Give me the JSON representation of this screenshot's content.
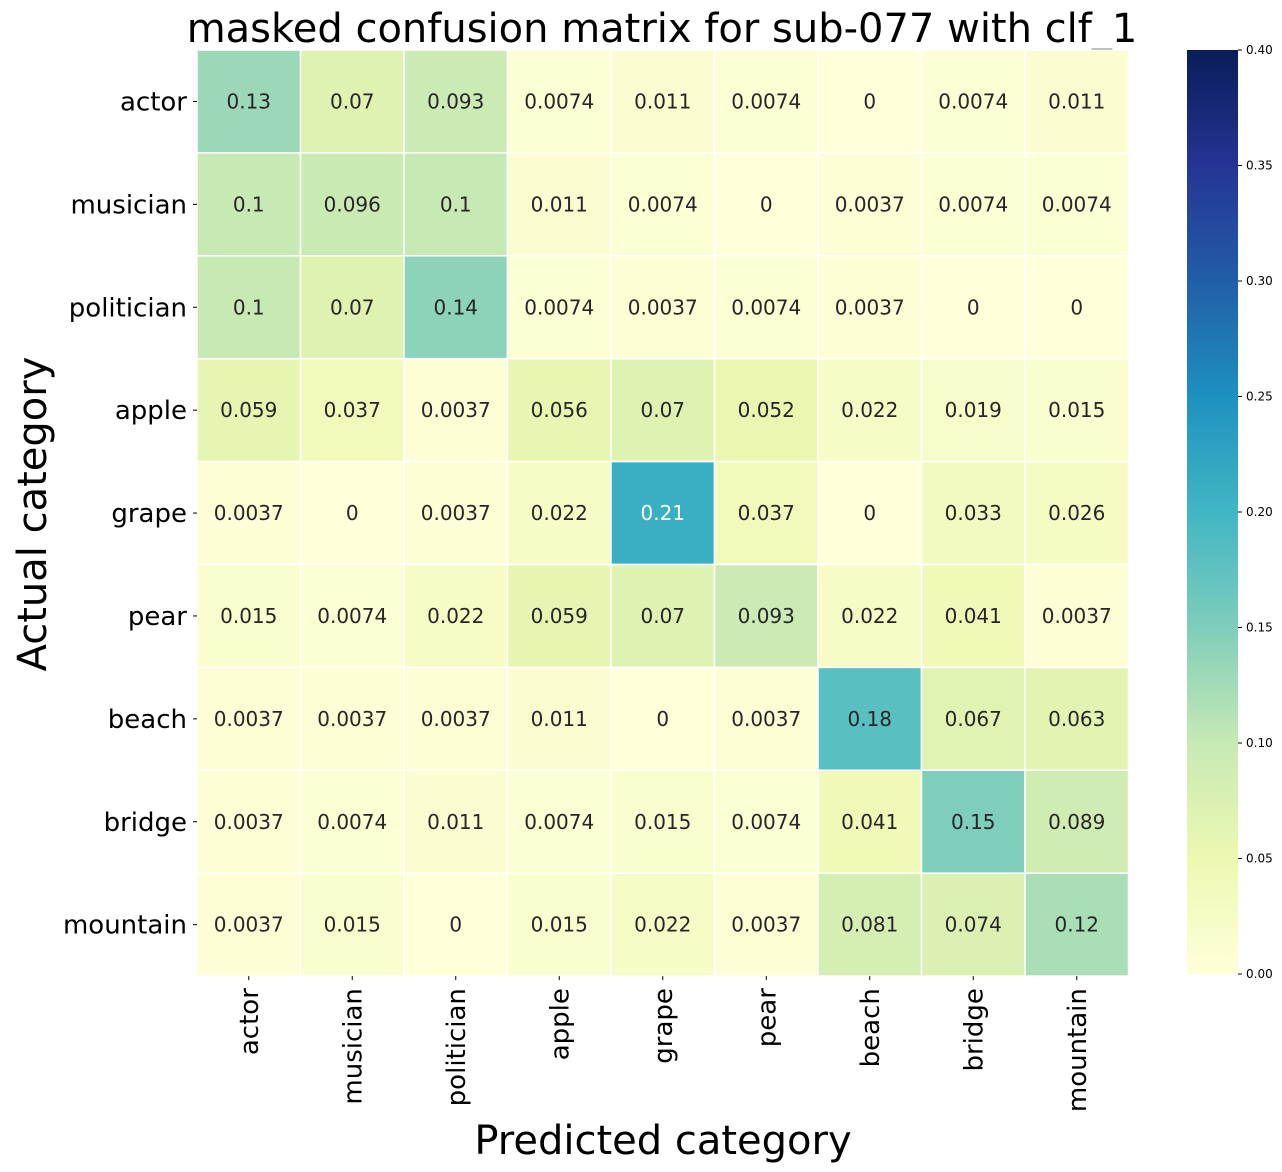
{
  "chart_data": {
    "type": "heatmap",
    "title": "masked confusion matrix for sub-077 with clf_1",
    "xlabel": "Predicted category",
    "ylabel": "Actual category",
    "categories": [
      "actor",
      "musician",
      "politician",
      "apple",
      "grape",
      "pear",
      "beach",
      "bridge",
      "mountain"
    ],
    "values": [
      [
        0.13,
        0.07,
        0.093,
        0.0074,
        0.011,
        0.0074,
        0,
        0.0074,
        0.011
      ],
      [
        0.1,
        0.096,
        0.1,
        0.011,
        0.0074,
        0,
        0.0037,
        0.0074,
        0.0074
      ],
      [
        0.1,
        0.07,
        0.14,
        0.0074,
        0.0037,
        0.0074,
        0.0037,
        0,
        0
      ],
      [
        0.059,
        0.037,
        0.0037,
        0.056,
        0.07,
        0.052,
        0.022,
        0.019,
        0.015
      ],
      [
        0.0037,
        0,
        0.0037,
        0.022,
        0.21,
        0.037,
        0,
        0.033,
        0.026
      ],
      [
        0.015,
        0.0074,
        0.022,
        0.059,
        0.07,
        0.093,
        0.022,
        0.041,
        0.0037
      ],
      [
        0.0037,
        0.0037,
        0.0037,
        0.011,
        0,
        0.0037,
        0.18,
        0.067,
        0.063
      ],
      [
        0.0037,
        0.0074,
        0.011,
        0.0074,
        0.015,
        0.0074,
        0.041,
        0.15,
        0.089
      ],
      [
        0.0037,
        0.015,
        0,
        0.015,
        0.022,
        0.0037,
        0.081,
        0.074,
        0.12
      ]
    ],
    "colormap": "YlGnBu",
    "colorbar": {
      "range": [
        0,
        0.4
      ],
      "ticks": [
        "0.00",
        "0.05",
        "0.10",
        "0.15",
        "0.20",
        "0.25",
        "0.30",
        "0.35",
        "0.40"
      ]
    }
  }
}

> Stated problem: Write out each entry exactly as given, omitting any picture.

> Exercise output:
Give me the JSON representation of this screenshot's content.
{
  "chart_data": {
    "type": "heatmap",
    "title": "masked confusion matrix for sub-077 with clf_1",
    "xlabel": "Predicted category",
    "ylabel": "Actual category",
    "categories": [
      "actor",
      "musician",
      "politician",
      "apple",
      "grape",
      "pear",
      "beach",
      "bridge",
      "mountain"
    ],
    "values": [
      [
        0.13,
        0.07,
        0.093,
        0.0074,
        0.011,
        0.0074,
        0,
        0.0074,
        0.011
      ],
      [
        0.1,
        0.096,
        0.1,
        0.011,
        0.0074,
        0,
        0.0037,
        0.0074,
        0.0074
      ],
      [
        0.1,
        0.07,
        0.14,
        0.0074,
        0.0037,
        0.0074,
        0.0037,
        0,
        0
      ],
      [
        0.059,
        0.037,
        0.0037,
        0.056,
        0.07,
        0.052,
        0.022,
        0.019,
        0.015
      ],
      [
        0.0037,
        0,
        0.0037,
        0.022,
        0.21,
        0.037,
        0,
        0.033,
        0.026
      ],
      [
        0.015,
        0.0074,
        0.022,
        0.059,
        0.07,
        0.093,
        0.022,
        0.041,
        0.0037
      ],
      [
        0.0037,
        0.0037,
        0.0037,
        0.011,
        0,
        0.0037,
        0.18,
        0.067,
        0.063
      ],
      [
        0.0037,
        0.0074,
        0.011,
        0.0074,
        0.015,
        0.0074,
        0.041,
        0.15,
        0.089
      ],
      [
        0.0037,
        0.015,
        0,
        0.015,
        0.022,
        0.0037,
        0.081,
        0.074,
        0.12
      ]
    ],
    "colormap": "YlGnBu",
    "colorbar": {
      "range": [
        0,
        0.4
      ],
      "ticks": [
        "0.00",
        "0.05",
        "0.10",
        "0.15",
        "0.20",
        "0.25",
        "0.30",
        "0.35",
        "0.40"
      ]
    }
  }
}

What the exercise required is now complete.